Look below. Copy each line that has "BFCM" in it.

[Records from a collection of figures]
===

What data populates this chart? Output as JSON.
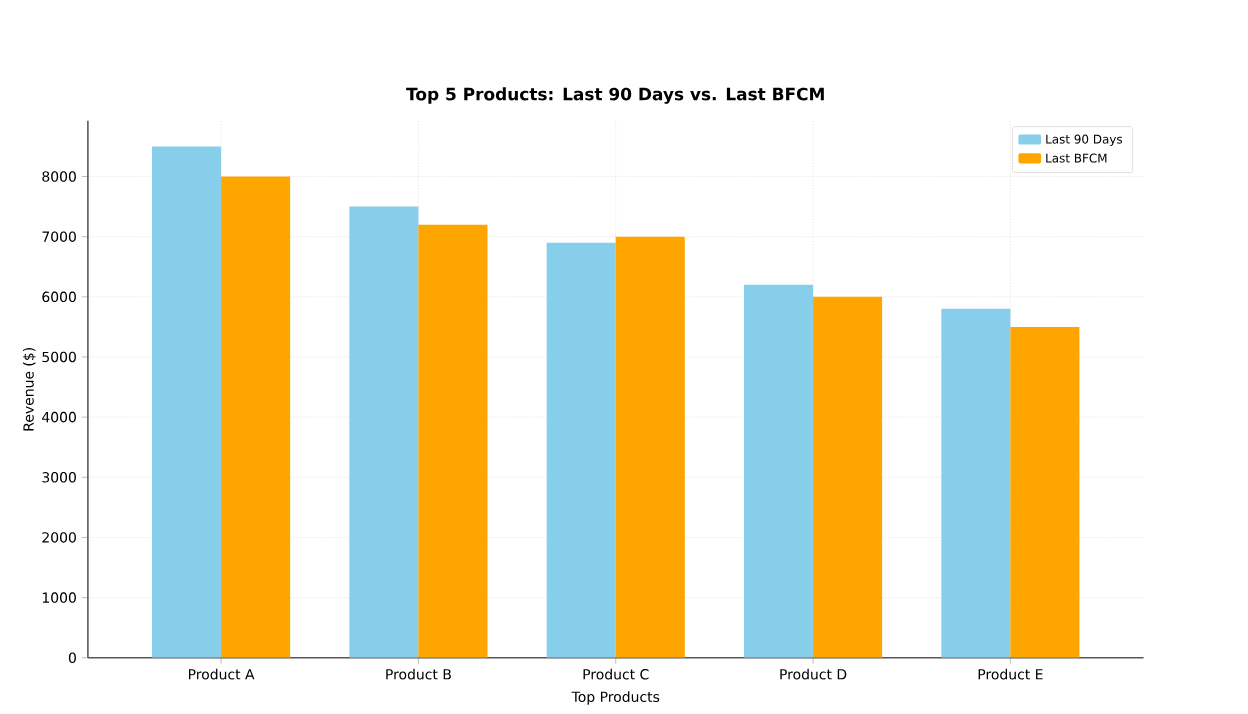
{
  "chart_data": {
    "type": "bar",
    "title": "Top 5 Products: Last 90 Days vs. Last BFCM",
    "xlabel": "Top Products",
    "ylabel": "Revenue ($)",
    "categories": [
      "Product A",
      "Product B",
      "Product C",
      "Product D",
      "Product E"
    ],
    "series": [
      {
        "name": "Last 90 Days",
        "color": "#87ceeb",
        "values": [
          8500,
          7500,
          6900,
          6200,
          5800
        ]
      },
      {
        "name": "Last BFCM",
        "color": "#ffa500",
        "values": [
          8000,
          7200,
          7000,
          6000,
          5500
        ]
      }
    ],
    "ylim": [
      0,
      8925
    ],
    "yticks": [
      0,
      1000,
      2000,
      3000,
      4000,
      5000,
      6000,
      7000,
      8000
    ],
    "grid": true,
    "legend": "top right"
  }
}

===

FULL SOLUTION:
    "title": "Top 5 Products: Last 90 Days vs. Last BFCM",
        "name": "Last BFCM",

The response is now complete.